EXERCISE DIRECTIONS — Looking through the listing, how many of its lines hold the word "ПРОФИЛЬНОЙ"? Answer with only the number.

+-------+

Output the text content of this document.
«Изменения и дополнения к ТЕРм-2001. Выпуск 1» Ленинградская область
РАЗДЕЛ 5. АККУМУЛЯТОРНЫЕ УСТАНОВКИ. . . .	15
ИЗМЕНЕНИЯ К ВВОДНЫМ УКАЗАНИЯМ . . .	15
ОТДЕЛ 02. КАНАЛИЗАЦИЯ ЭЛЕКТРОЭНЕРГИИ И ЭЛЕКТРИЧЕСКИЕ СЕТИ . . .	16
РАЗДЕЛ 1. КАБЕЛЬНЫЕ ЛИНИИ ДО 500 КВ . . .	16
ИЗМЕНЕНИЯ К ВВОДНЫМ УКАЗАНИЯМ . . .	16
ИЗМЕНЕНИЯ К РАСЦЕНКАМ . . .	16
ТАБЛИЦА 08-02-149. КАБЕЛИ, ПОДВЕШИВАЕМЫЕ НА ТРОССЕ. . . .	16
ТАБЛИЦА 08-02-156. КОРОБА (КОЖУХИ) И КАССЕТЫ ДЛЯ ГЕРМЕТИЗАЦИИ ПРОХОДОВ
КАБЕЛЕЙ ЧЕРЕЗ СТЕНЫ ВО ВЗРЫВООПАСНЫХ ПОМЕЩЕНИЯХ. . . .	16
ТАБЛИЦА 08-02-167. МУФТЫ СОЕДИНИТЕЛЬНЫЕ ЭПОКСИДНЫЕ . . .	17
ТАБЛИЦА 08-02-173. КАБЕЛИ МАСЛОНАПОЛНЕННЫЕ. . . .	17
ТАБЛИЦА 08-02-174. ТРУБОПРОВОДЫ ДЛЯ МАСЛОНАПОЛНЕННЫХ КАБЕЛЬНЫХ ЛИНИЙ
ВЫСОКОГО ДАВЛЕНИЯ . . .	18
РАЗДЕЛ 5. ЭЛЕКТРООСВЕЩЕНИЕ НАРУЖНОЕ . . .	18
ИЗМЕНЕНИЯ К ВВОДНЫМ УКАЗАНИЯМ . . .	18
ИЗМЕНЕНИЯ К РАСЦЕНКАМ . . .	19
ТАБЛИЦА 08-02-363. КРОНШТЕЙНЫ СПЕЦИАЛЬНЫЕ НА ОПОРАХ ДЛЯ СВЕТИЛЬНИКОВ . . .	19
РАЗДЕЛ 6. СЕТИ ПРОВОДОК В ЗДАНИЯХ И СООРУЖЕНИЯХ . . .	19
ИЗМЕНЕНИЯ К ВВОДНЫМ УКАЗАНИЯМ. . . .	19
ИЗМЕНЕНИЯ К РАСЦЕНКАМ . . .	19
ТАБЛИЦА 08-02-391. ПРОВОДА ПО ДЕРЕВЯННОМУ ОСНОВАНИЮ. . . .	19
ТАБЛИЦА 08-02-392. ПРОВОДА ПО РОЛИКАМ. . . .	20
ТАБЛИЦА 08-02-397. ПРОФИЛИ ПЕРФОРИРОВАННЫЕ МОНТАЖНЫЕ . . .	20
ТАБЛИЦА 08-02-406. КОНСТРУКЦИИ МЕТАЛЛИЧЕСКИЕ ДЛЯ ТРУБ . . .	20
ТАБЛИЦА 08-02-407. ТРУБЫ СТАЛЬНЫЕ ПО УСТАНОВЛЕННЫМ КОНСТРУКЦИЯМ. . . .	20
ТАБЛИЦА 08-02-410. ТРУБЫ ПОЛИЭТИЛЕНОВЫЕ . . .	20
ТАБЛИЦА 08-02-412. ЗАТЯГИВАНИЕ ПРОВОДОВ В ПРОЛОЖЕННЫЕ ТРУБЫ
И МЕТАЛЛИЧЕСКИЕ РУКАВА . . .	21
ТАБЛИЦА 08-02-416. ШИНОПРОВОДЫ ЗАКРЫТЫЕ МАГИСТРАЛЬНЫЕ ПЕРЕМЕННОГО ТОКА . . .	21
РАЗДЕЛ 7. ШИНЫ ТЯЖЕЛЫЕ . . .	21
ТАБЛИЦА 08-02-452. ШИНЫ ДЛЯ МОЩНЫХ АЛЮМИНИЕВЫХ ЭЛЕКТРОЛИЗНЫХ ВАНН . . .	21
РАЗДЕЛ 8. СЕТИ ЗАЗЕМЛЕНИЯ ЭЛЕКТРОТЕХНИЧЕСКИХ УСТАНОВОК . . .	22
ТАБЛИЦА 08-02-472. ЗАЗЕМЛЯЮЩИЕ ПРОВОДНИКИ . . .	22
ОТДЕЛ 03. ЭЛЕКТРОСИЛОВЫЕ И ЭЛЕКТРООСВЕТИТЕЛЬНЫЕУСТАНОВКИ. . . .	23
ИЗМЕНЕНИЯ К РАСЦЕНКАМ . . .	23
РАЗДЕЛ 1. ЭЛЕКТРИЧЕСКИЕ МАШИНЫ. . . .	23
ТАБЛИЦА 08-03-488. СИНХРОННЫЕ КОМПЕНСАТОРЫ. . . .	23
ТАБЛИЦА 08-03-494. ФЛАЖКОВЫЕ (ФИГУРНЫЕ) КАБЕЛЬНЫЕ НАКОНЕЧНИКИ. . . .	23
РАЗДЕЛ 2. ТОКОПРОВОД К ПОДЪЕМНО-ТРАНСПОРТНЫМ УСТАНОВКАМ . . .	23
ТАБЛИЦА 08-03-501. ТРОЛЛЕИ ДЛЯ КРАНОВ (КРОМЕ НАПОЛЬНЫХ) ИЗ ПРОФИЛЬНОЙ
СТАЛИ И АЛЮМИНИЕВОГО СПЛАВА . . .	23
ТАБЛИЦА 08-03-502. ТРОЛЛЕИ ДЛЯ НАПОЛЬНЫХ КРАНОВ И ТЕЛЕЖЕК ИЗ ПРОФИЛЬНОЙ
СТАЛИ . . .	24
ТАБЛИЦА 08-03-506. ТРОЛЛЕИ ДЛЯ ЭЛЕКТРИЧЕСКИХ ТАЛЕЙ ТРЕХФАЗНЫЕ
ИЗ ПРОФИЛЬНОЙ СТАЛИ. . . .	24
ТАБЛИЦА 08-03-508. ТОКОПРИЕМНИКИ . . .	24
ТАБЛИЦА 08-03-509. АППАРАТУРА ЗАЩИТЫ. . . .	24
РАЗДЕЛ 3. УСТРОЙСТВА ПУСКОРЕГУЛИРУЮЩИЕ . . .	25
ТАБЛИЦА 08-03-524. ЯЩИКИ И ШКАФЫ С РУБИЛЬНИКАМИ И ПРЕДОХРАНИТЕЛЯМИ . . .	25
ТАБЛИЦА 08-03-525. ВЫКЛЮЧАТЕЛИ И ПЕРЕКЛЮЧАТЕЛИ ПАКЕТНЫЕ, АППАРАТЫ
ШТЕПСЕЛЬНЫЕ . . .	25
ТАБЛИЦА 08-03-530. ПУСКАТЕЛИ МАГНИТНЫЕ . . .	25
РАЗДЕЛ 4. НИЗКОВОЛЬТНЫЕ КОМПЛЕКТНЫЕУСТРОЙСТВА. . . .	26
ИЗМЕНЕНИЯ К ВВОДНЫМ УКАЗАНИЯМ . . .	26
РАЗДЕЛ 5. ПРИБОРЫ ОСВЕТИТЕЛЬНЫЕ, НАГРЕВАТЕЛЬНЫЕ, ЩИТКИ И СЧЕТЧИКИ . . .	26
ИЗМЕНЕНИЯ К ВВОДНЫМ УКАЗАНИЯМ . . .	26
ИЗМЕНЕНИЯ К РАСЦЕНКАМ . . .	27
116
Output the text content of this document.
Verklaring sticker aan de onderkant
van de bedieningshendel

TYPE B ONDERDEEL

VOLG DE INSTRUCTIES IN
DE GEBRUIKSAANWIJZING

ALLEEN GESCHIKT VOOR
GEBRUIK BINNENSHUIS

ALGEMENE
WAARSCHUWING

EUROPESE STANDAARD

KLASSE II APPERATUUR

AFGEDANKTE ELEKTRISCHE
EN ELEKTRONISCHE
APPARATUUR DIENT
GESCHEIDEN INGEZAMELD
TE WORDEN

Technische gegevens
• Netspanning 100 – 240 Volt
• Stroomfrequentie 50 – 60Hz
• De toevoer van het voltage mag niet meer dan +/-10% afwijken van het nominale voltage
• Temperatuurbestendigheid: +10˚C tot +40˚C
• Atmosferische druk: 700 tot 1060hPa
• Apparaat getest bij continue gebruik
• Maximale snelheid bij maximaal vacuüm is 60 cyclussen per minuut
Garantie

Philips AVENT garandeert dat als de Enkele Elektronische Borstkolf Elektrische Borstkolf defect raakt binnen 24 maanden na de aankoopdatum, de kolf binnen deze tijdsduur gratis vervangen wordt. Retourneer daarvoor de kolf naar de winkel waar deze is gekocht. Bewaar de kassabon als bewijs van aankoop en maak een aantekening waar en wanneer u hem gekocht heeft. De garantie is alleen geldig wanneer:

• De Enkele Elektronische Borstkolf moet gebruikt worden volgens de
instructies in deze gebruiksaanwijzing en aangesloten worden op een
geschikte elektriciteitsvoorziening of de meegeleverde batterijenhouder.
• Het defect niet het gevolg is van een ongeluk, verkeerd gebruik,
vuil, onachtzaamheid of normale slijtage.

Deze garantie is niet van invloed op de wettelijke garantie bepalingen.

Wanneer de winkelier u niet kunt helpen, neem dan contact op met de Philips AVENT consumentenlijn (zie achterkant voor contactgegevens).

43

+-------+

WRITTEN REPLY — 3